#### [Your objective]
Copy each line below that includes "process".

#### [Input material]
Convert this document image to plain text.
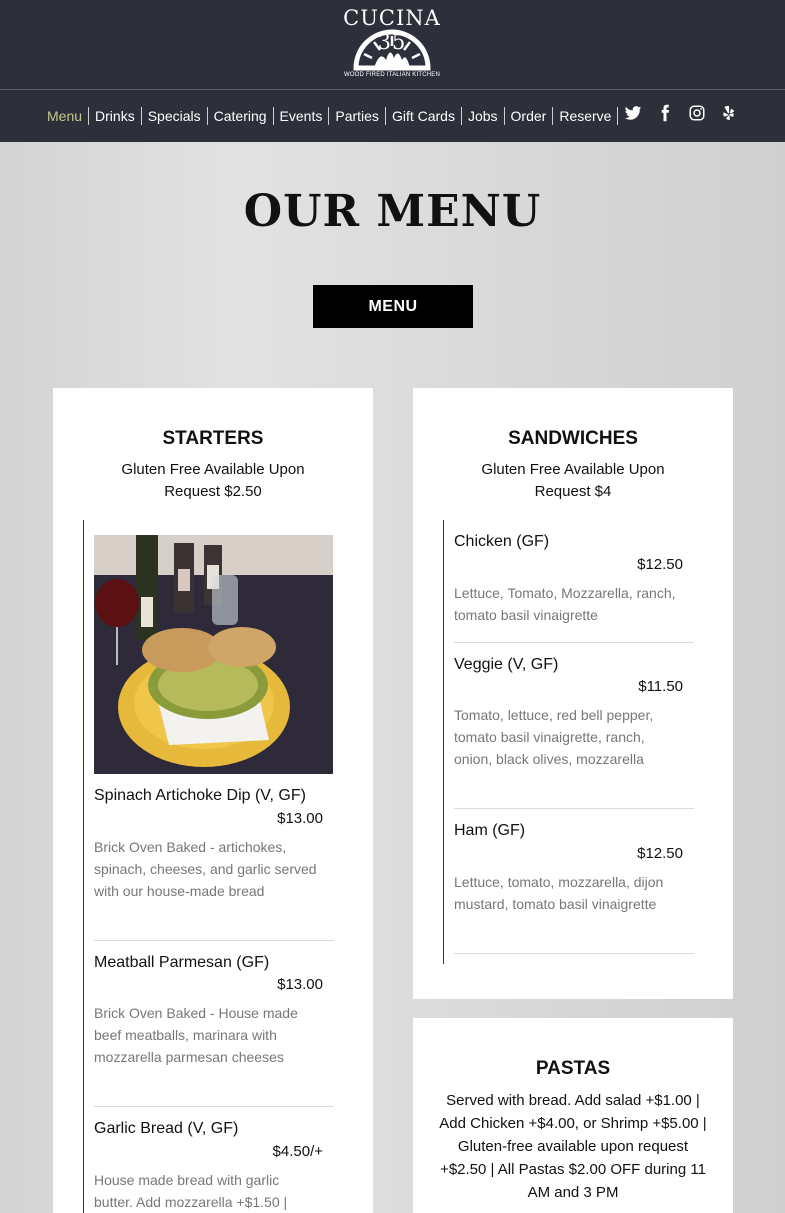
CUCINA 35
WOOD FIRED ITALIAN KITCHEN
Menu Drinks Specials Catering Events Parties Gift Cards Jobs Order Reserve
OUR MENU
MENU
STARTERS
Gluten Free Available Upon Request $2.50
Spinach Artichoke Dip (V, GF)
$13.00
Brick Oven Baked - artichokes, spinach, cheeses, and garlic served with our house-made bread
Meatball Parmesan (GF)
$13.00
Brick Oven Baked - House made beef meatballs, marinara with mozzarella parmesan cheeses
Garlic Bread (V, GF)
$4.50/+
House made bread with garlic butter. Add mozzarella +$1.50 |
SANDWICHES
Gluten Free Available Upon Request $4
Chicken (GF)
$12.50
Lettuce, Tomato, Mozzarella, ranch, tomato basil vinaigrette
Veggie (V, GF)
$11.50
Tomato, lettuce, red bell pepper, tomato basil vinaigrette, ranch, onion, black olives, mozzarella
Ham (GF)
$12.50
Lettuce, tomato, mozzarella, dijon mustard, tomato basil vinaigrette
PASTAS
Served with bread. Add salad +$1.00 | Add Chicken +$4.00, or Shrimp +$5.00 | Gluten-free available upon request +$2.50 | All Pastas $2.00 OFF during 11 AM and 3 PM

...

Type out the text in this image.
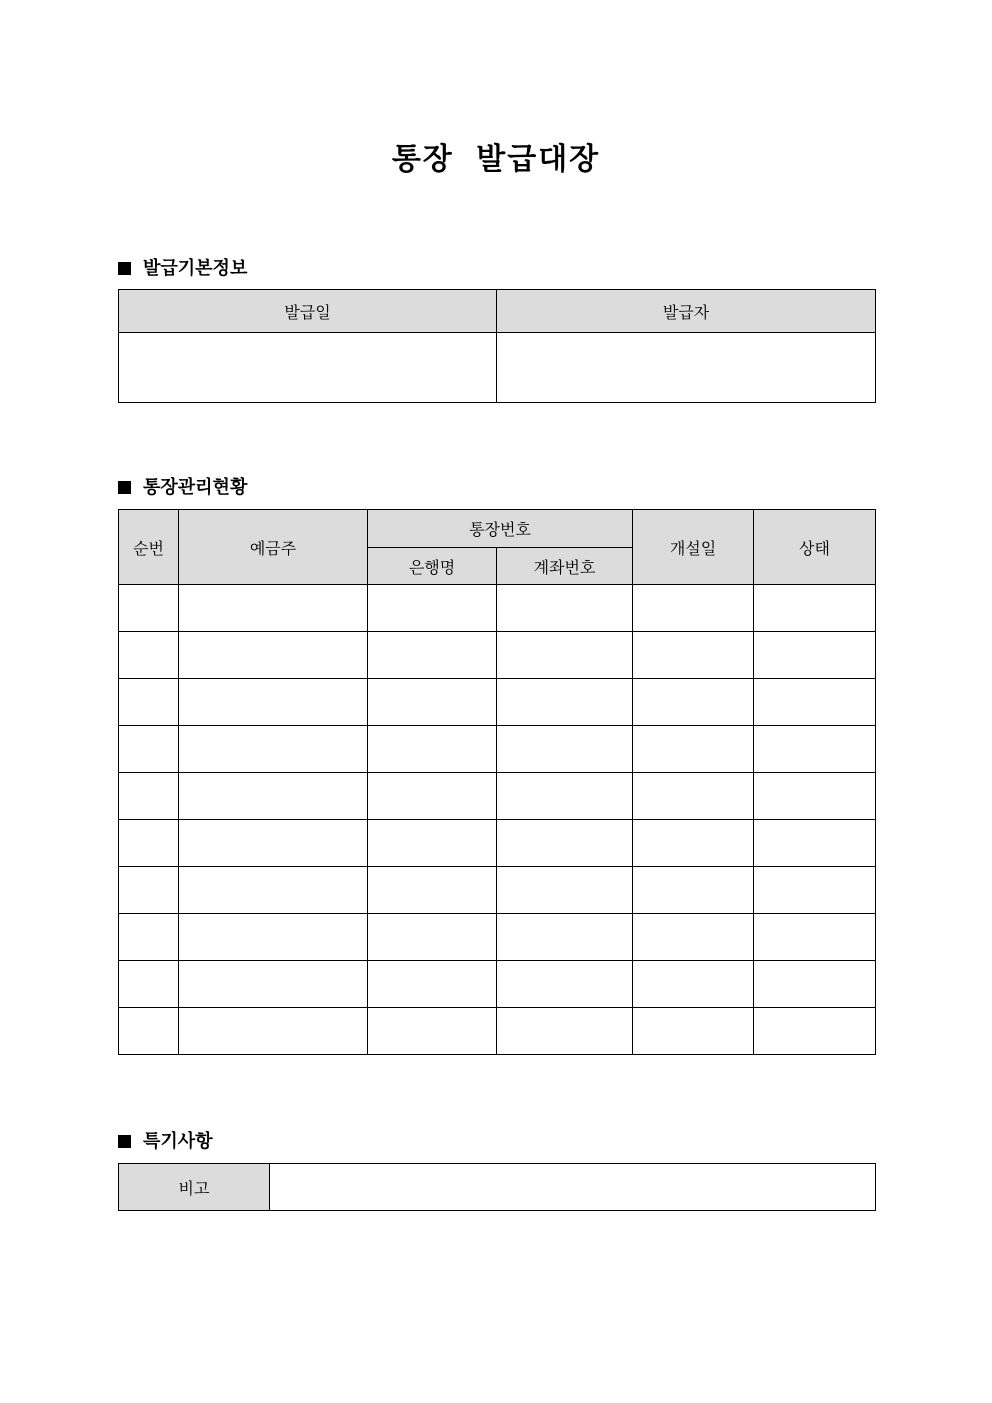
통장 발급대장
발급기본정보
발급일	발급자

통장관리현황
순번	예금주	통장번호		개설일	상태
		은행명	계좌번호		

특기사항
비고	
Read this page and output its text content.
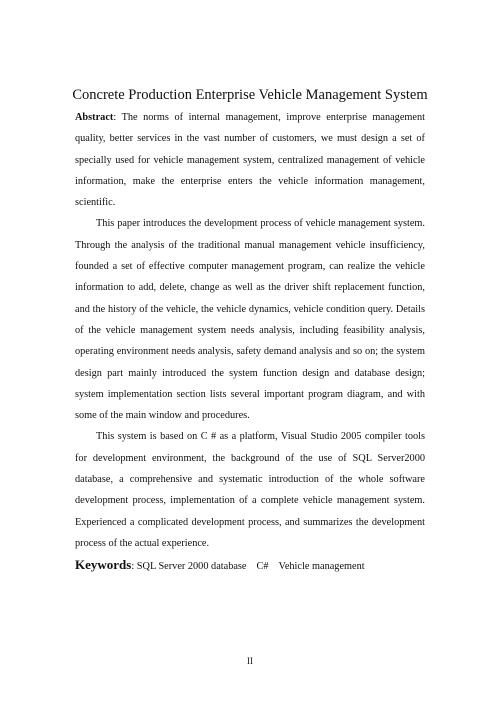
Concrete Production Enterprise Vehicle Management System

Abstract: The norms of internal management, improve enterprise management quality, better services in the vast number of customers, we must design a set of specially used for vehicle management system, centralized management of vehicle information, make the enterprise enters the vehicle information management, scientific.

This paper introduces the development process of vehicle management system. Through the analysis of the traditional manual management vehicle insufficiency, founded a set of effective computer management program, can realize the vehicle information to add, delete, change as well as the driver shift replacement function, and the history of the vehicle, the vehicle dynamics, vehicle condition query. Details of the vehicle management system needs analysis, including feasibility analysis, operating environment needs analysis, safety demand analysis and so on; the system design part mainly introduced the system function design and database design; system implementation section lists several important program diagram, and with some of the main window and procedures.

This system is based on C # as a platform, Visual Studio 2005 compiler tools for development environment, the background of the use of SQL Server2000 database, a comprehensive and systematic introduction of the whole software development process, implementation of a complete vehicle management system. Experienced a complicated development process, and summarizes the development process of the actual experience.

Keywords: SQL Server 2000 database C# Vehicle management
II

#### [Task solution]
This paper introduces the development process of vehicle management system. Through the analysis of the traditional manual management vehicle insufficiency, founded a set of effective computer management program, can realize the vehicle information to add, delete, change as well as the driver shift replacement function, and the history of the vehicle, the vehicle dynamics, vehicle condition query. Details of the vehicle management system needs analysis, including feasibility analysis, operating environment needs analysis, safety demand analysis and so on; the system design part mainly introduced the system function design and database design; system implementation section lists several important program diagram, and with some of the main window and procedures.
This system is based on C # as a platform, Visual Studio 2005 compiler tools for development environment, the background of the use of SQL Server2000 database, a comprehensive and systematic introduction of the whole software development process, implementation of a complete vehicle management system. Experienced a complicated development process, and summarizes the development process of the actual experience.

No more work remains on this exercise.